== Supplied records ==
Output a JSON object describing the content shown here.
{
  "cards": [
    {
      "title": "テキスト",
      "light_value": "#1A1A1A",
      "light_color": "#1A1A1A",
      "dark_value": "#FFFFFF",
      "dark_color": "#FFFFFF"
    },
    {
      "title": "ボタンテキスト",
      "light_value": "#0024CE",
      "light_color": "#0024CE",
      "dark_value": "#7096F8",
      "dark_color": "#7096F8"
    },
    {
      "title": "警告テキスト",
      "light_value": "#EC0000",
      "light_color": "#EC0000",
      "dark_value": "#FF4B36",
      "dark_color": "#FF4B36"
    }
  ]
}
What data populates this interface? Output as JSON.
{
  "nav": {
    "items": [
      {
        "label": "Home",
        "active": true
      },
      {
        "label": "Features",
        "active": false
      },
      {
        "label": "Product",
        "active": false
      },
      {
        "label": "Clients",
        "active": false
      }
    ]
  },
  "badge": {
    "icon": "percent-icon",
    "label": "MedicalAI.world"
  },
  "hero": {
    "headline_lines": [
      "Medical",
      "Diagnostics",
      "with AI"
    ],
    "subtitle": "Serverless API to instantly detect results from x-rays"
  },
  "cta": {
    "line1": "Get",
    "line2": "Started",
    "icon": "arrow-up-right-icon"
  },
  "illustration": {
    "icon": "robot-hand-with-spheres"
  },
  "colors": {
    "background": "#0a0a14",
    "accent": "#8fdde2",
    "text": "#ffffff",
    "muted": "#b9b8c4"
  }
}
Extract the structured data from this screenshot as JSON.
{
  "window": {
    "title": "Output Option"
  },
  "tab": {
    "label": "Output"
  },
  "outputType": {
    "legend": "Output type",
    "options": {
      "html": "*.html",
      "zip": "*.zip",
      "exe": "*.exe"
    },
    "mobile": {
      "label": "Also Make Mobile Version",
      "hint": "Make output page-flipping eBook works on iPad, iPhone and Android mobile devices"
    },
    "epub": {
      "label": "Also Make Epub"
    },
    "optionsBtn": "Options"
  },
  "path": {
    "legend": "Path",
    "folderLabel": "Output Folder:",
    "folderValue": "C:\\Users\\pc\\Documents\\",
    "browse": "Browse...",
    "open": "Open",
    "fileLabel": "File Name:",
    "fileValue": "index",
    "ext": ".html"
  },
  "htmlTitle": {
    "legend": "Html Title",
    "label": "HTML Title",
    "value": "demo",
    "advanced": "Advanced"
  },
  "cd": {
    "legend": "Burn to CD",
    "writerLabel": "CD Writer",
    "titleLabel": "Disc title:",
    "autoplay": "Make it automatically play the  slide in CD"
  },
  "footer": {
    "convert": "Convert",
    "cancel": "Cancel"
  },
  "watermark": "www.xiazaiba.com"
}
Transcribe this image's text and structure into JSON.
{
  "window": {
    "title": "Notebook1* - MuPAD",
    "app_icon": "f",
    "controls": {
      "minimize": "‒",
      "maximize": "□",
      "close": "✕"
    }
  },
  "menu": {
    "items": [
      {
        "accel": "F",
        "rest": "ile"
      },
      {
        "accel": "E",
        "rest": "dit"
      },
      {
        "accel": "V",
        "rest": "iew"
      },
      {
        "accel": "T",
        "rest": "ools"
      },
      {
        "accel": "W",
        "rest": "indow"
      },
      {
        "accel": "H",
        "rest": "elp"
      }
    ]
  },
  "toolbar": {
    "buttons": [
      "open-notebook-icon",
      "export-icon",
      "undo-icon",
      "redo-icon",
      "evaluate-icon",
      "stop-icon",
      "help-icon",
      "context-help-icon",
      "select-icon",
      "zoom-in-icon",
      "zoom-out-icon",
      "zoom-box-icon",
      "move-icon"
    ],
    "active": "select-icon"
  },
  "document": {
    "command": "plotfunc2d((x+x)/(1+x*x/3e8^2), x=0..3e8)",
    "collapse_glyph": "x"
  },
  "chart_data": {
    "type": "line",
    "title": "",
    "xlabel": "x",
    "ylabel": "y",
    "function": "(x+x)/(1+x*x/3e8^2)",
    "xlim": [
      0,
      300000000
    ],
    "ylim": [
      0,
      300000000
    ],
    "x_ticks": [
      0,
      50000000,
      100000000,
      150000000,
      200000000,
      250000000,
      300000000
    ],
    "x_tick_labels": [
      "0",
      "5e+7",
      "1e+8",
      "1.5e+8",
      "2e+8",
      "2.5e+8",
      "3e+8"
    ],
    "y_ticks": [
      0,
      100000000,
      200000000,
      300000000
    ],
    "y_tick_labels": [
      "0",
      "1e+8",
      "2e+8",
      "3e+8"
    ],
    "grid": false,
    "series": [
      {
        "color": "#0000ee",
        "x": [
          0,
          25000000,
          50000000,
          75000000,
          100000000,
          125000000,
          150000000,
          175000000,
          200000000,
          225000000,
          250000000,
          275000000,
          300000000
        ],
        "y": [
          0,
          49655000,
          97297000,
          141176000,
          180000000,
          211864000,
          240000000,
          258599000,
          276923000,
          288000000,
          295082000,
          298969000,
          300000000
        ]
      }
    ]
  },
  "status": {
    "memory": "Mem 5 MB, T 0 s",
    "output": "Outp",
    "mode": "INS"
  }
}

== Task to complete ==
Give the number of lines in the entries that include the string "accel", and nothing more.

== Answer to the exercise ==
6